*TASK DESCRIPTION*
Extract from the listing each line in which the word "pertains" appears.

# start of AVAILABLE DATA

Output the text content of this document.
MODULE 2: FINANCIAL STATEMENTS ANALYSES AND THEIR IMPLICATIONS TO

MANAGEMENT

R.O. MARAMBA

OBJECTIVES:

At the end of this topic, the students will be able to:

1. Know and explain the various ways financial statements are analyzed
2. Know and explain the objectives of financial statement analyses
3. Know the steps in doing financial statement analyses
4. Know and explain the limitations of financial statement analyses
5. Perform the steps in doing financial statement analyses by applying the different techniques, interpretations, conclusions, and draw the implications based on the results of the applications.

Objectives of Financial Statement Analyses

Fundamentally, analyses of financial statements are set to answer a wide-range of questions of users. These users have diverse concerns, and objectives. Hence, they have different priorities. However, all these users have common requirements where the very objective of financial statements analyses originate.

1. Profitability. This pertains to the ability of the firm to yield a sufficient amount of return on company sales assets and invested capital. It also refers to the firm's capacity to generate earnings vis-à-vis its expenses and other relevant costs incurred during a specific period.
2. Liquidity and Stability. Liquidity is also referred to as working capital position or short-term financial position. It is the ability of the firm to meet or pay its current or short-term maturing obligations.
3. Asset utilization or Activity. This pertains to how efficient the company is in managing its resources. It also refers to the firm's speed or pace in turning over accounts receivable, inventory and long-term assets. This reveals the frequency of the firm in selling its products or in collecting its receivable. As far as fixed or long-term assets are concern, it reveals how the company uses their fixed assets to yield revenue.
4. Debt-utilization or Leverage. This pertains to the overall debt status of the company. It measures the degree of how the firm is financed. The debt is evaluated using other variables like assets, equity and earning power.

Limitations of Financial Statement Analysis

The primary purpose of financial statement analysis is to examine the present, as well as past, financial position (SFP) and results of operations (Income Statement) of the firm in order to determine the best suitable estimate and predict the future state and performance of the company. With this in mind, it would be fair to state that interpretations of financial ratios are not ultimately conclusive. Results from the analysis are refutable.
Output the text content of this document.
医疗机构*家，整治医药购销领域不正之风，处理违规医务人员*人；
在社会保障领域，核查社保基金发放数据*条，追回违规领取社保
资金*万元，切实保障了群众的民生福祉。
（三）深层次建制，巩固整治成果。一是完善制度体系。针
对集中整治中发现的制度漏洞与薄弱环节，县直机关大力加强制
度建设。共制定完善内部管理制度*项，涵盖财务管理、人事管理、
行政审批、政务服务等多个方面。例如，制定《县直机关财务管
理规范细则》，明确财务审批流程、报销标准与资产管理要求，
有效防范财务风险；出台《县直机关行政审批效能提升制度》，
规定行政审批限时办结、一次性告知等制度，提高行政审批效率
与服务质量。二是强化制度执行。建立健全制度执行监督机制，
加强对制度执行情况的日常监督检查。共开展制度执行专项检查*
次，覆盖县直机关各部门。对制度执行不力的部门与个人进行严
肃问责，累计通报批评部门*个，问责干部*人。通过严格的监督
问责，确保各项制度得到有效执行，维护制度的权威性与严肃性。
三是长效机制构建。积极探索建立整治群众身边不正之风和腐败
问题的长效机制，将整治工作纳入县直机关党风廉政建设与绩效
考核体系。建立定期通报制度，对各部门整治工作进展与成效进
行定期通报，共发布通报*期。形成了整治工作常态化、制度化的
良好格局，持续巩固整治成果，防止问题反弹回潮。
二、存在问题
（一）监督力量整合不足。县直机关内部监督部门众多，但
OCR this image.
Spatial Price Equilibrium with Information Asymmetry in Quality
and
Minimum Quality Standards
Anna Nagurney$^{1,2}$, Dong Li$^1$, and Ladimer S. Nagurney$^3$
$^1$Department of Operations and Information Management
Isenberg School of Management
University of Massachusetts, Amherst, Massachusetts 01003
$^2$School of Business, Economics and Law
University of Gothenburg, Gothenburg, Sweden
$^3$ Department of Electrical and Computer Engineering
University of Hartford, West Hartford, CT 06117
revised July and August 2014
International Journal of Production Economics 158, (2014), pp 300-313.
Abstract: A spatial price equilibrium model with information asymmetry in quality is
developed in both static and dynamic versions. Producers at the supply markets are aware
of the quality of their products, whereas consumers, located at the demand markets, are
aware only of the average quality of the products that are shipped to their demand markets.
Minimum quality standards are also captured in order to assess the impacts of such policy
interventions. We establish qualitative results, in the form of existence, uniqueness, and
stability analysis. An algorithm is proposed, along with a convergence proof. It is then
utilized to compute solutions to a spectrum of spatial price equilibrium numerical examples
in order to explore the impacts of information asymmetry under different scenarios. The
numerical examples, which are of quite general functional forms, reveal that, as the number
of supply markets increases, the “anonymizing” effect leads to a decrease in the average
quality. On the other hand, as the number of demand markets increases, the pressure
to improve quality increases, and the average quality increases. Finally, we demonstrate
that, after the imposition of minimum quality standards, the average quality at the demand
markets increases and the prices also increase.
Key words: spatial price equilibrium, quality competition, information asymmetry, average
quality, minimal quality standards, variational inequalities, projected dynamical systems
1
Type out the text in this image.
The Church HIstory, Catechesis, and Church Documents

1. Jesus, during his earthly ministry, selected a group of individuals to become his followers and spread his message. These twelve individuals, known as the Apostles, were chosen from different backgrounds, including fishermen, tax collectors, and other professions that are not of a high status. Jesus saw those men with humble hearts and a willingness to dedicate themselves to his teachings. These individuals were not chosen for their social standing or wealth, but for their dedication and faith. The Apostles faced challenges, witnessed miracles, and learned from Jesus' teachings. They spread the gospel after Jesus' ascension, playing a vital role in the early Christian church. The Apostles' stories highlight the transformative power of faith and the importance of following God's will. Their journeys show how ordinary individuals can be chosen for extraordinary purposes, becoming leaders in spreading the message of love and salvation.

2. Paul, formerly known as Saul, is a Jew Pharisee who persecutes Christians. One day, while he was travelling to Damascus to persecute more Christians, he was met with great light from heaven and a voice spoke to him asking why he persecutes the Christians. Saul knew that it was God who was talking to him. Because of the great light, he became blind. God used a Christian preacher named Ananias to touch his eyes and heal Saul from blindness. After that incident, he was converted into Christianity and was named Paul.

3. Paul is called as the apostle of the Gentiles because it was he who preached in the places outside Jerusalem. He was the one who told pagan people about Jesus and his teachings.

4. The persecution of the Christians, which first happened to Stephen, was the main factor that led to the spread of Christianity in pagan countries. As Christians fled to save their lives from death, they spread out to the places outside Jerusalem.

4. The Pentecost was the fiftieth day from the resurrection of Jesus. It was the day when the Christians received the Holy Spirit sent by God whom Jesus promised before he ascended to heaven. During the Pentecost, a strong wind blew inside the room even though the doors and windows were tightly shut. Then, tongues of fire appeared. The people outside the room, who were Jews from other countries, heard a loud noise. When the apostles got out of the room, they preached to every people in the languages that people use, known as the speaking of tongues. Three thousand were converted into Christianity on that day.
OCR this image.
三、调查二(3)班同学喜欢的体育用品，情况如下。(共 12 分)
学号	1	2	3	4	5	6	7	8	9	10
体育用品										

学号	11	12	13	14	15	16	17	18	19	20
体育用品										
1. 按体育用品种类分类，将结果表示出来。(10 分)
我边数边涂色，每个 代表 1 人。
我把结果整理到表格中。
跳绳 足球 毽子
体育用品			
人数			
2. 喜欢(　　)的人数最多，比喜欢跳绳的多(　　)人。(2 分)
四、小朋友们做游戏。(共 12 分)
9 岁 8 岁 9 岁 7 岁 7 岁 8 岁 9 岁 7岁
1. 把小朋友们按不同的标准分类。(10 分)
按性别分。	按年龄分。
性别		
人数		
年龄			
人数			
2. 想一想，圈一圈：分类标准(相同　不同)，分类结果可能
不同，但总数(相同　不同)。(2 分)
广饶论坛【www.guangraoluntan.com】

# end of AVAILABLE DATA

*COMPLETE OUTPUT*
1. Profitability. This pertains to the ability of the firm to yield a sufficient amount of return on company sales assets and invested capital. It also refers to the firm's capacity to generate earnings vis-à-vis its expenses and other relevant costs incurred during a specific period.
3. Asset utilization or Activity. This pertains to how efficient the company is in managing its resources. It also refers to the firm's speed or pace in turning over accounts receivable, inventory and long-term assets. This reveals the frequency of the firm in selling its products or in collecting its receivable. As far as fixed or long-term assets are concern, it reveals how the company uses their fixed assets to yield revenue.
4. Debt-utilization or Leverage. This pertains to the overall debt status of the company. It measures the degree of how the firm is financed. The debt is evaluated using other variables like assets, equity and earning power.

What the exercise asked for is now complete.